# start of Data supplied

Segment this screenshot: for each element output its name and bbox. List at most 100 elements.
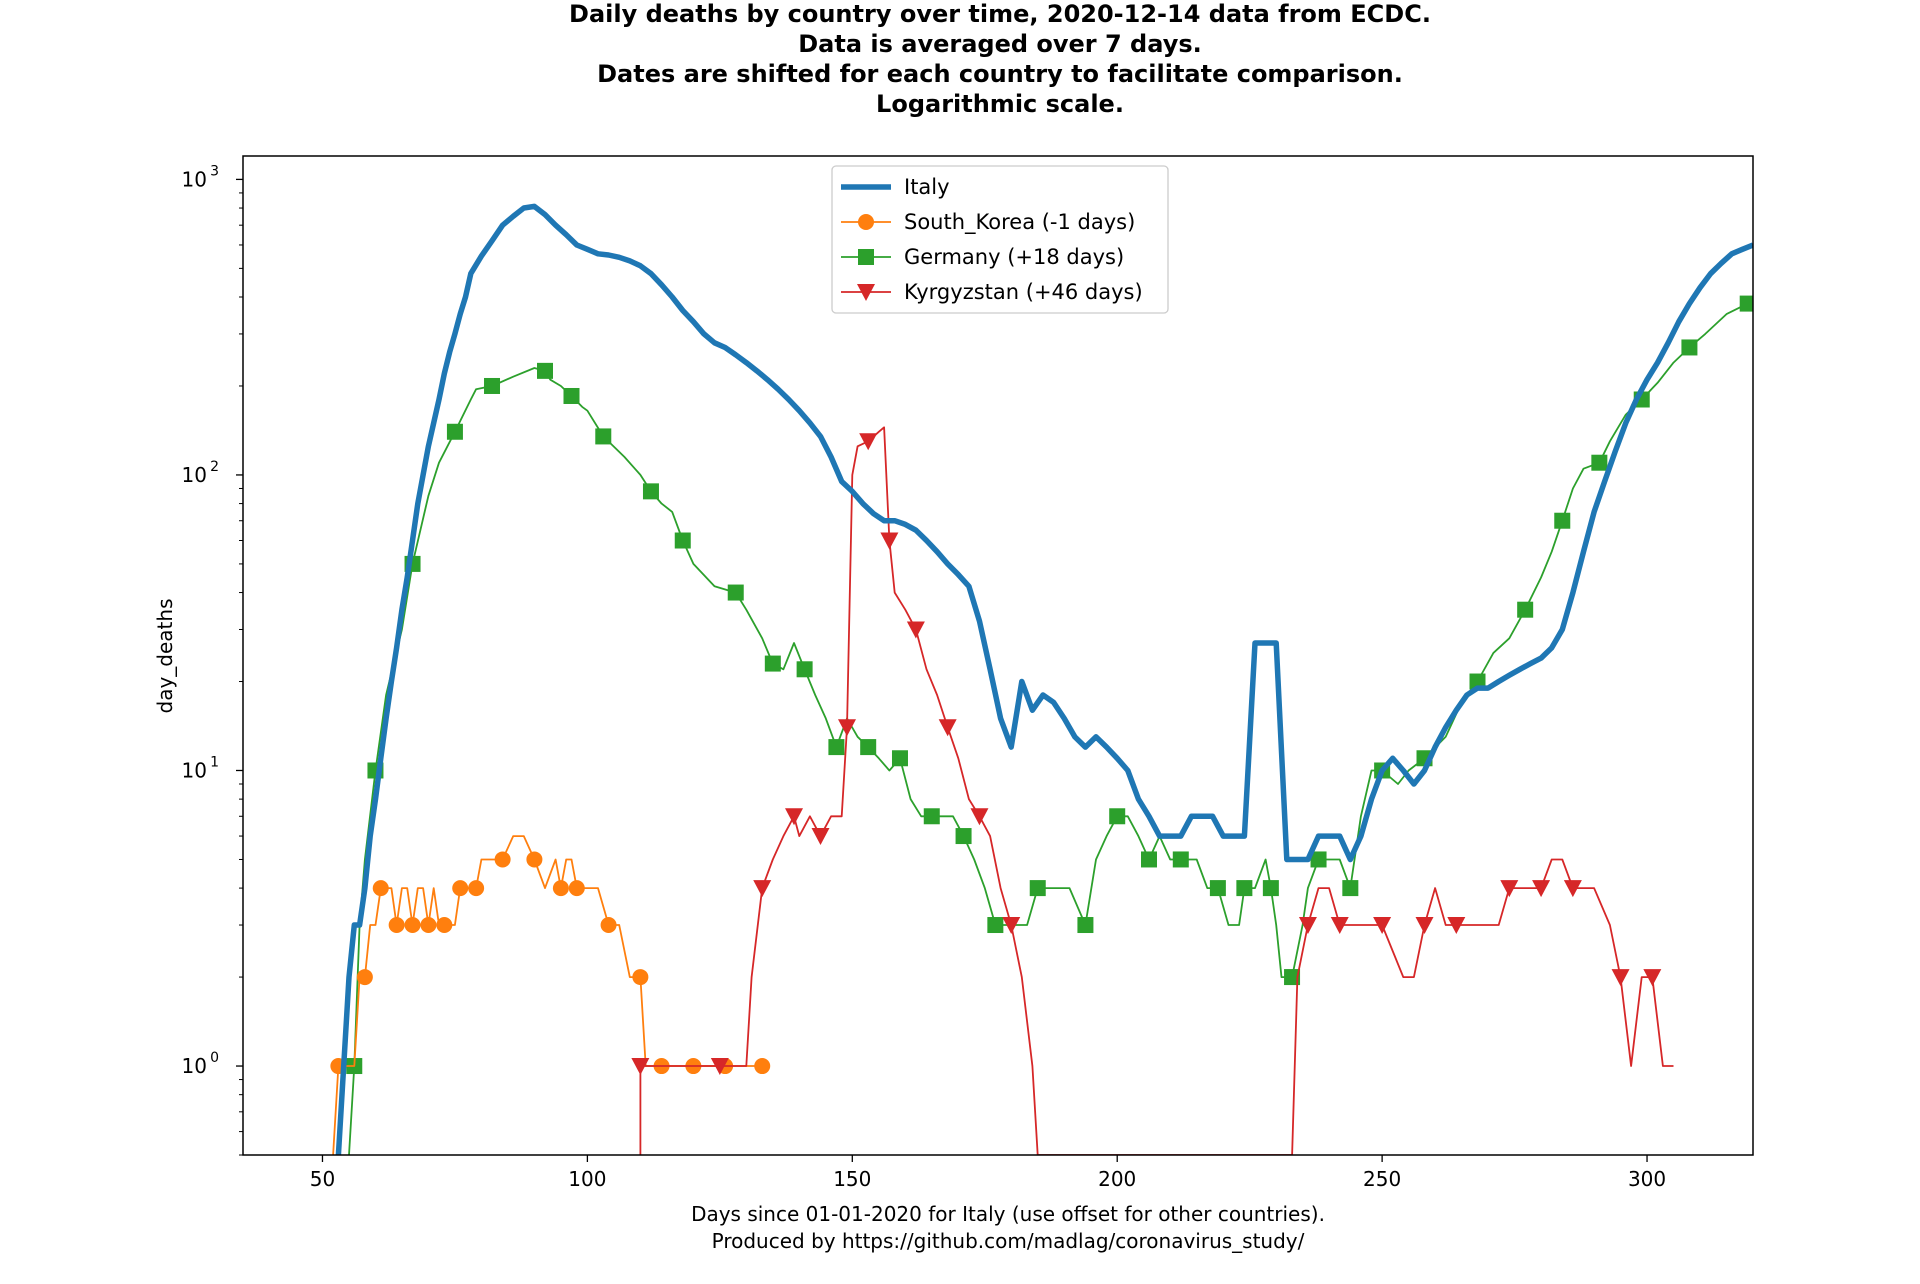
series-line — [332, 835, 763, 1155]
title-line-3: Dates are shifted for each country to fa… — [597, 60, 1403, 88]
data-point — [1643, 969, 1662, 987]
data-point — [1310, 851, 1327, 868]
data-point — [955, 828, 972, 845]
data-point — [468, 880, 485, 897]
data-point — [970, 808, 989, 826]
y-axis-label: day_deaths — [153, 599, 177, 714]
data-point — [1298, 917, 1317, 935]
x-tick-label: 150 — [833, 1167, 871, 1191]
data-point — [891, 750, 908, 767]
data-point — [563, 387, 580, 404]
data-point — [372, 880, 389, 897]
data-point — [446, 423, 463, 440]
title-line-2: Data is averaged over 7 days. — [798, 30, 1202, 58]
data-point — [1342, 880, 1359, 897]
x-tick-label: 100 — [568, 1167, 606, 1191]
data-point — [1141, 851, 1157, 868]
series-layer — [330, 203, 1753, 1155]
data-point — [595, 428, 612, 445]
legend-label: Italy — [904, 175, 950, 199]
data-point — [1109, 808, 1126, 825]
y-tick-label: 10 — [182, 1054, 207, 1078]
x-axis: 50 100 150 200 250 300 — [310, 1155, 1666, 1191]
data-point — [1611, 969, 1630, 987]
legend-item: South_Korea (-1 days) — [841, 210, 1135, 235]
data-point — [537, 362, 553, 379]
data-point — [1029, 880, 1046, 897]
data-point — [764, 655, 781, 672]
data-point — [754, 1058, 771, 1075]
data-point — [436, 917, 453, 934]
y-tick-label: 10 — [182, 758, 207, 782]
data-point — [674, 532, 691, 549]
series-line — [335, 203, 1753, 1155]
data-point — [420, 917, 437, 934]
data-point — [494, 851, 511, 868]
x-tick-label: 300 — [1628, 1167, 1666, 1191]
data-point — [1500, 880, 1519, 898]
x-tick-label: 50 — [310, 1167, 335, 1191]
x-tick-label: 200 — [1098, 1167, 1136, 1191]
data-point — [568, 880, 585, 897]
data-point — [1262, 880, 1279, 897]
series-3 — [631, 426, 1674, 1155]
data-point — [1739, 295, 1753, 312]
legend-marker — [857, 284, 875, 301]
data-point — [632, 969, 649, 986]
data-point — [600, 917, 617, 934]
series-2 — [346, 295, 1753, 1155]
data-point — [1373, 917, 1392, 935]
legend-label: South_Korea (-1 days) — [904, 210, 1135, 235]
data-point — [356, 969, 373, 986]
data-point — [838, 719, 856, 737]
data-point — [452, 880, 469, 897]
data-point — [388, 917, 405, 934]
data-point — [1591, 454, 1608, 471]
legend-label: Germany (+18 days) — [904, 245, 1124, 269]
y-tick-exponent: 2 — [210, 459, 219, 475]
data-point — [906, 621, 925, 639]
data-point — [710, 1058, 729, 1076]
data-point — [923, 808, 940, 825]
data-point — [1077, 917, 1094, 934]
data-point — [1330, 917, 1349, 935]
data-point — [484, 377, 501, 394]
series-line — [639, 426, 1674, 1155]
x-axis-label-line-2: Produced by https://github.com/madlag/co… — [712, 1229, 1305, 1253]
data-point — [860, 739, 877, 756]
data-point — [526, 851, 543, 868]
series-1 — [330, 835, 771, 1155]
legend-marker — [858, 249, 874, 265]
data-point — [1532, 880, 1551, 898]
title-line-4: Logarithmic scale. — [876, 90, 1124, 118]
data-point — [1415, 917, 1434, 935]
series-0 — [335, 203, 1753, 1155]
data-point — [859, 433, 878, 451]
data-point — [1517, 601, 1534, 618]
y-tick-exponent: 1 — [210, 754, 219, 770]
x-axis-label-line-1: Days since 01-01-2020 for Italy (use off… — [691, 1202, 1325, 1226]
data-point — [753, 880, 772, 898]
data-point — [404, 917, 421, 934]
data-point — [880, 532, 899, 550]
data-point — [987, 917, 1004, 934]
data-point — [796, 661, 813, 678]
chart-title: Daily deaths by country over time, 2020-… — [569, 0, 1431, 118]
data-point — [938, 719, 957, 737]
data-point — [1554, 512, 1571, 529]
data-point — [1236, 880, 1253, 897]
data-point — [1172, 851, 1189, 868]
legend-box — [831, 165, 1169, 314]
legend-label: Kyrgyzstan (+46 days) — [904, 280, 1143, 304]
legend-item: Kyrgyzstan (+46 days) — [841, 280, 1143, 304]
legend-marker — [858, 214, 874, 230]
legend-item: Italy — [841, 175, 950, 199]
y-tick-exponent: 0 — [210, 1050, 219, 1066]
series-line — [348, 302, 1753, 1155]
data-point — [727, 584, 744, 601]
plot-frame — [242, 155, 1754, 1156]
data-point — [642, 483, 659, 500]
y-tick-label: 10 — [182, 167, 207, 191]
y-tick-label: 10 — [182, 463, 207, 487]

# end of Data supplied

- **Exercise aim**
Repeat the lines of the data above word for word, starting at the line that contains "series-line — [332, 835, 763, 1155]" and stopping after the line that contains "data-point — [1591, 454, 1608, 471]".

- **Answer for this exercise**
series-line — [332, 835, 763, 1155]
title-line-3: Dates are shifted for each country to fa… — [597, 60, 1403, 88]
data-point — [1643, 969, 1662, 987]
data-point — [1310, 851, 1327, 868]
data-point — [955, 828, 972, 845]
data-point — [468, 880, 485, 897]
data-point — [970, 808, 989, 826]
y-axis-label: day_deaths — [153, 599, 177, 714]
data-point — [1298, 917, 1317, 935]
x-tick-label: 150 — [833, 1167, 871, 1191]
data-point — [891, 750, 908, 767]
data-point — [563, 387, 580, 404]
data-point — [372, 880, 389, 897]
data-point — [446, 423, 463, 440]
title-line-2: Data is averaged over 7 days. — [798, 30, 1202, 58]
data-point — [1342, 880, 1359, 897]
x-tick-label: 100 — [568, 1167, 606, 1191]
data-point — [1141, 851, 1157, 868]
series-layer — [330, 203, 1753, 1155]
data-point — [595, 428, 612, 445]
legend-label: Italy — [904, 175, 950, 199]
data-point — [1109, 808, 1126, 825]
y-tick-label: 10 — [182, 1054, 207, 1078]
x-axis: 50 100 150 200 250 300 — [310, 1155, 1666, 1191]
data-point — [1611, 969, 1630, 987]
legend-item: South_Korea (-1 days) — [841, 210, 1135, 235]
data-point — [537, 362, 553, 379]
data-point — [1029, 880, 1046, 897]
data-point — [764, 655, 781, 672]
data-point — [754, 1058, 771, 1075]
data-point — [436, 917, 453, 934]
y-tick-label: 10 — [182, 758, 207, 782]
data-point — [674, 532, 691, 549]
series-line — [335, 203, 1753, 1155]
data-point — [420, 917, 437, 934]
data-point — [494, 851, 511, 868]
x-tick-label: 300 — [1628, 1167, 1666, 1191]
data-point — [1500, 880, 1519, 898]
x-tick-label: 50 — [310, 1167, 335, 1191]
x-tick-label: 200 — [1098, 1167, 1136, 1191]
data-point — [568, 880, 585, 897]
data-point — [1262, 880, 1279, 897]
series-3 — [631, 426, 1674, 1155]
data-point — [1739, 295, 1753, 312]
legend-marker — [857, 284, 875, 301]
data-point — [632, 969, 649, 986]
data-point — [600, 917, 617, 934]
series-2 — [346, 295, 1753, 1155]
data-point — [1373, 917, 1392, 935]
legend-label: South_Korea (-1 days) — [904, 210, 1135, 235]
data-point — [356, 969, 373, 986]
data-point — [838, 719, 856, 737]
data-point — [452, 880, 469, 897]
data-point — [388, 917, 405, 934]
data-point — [1591, 454, 1608, 471]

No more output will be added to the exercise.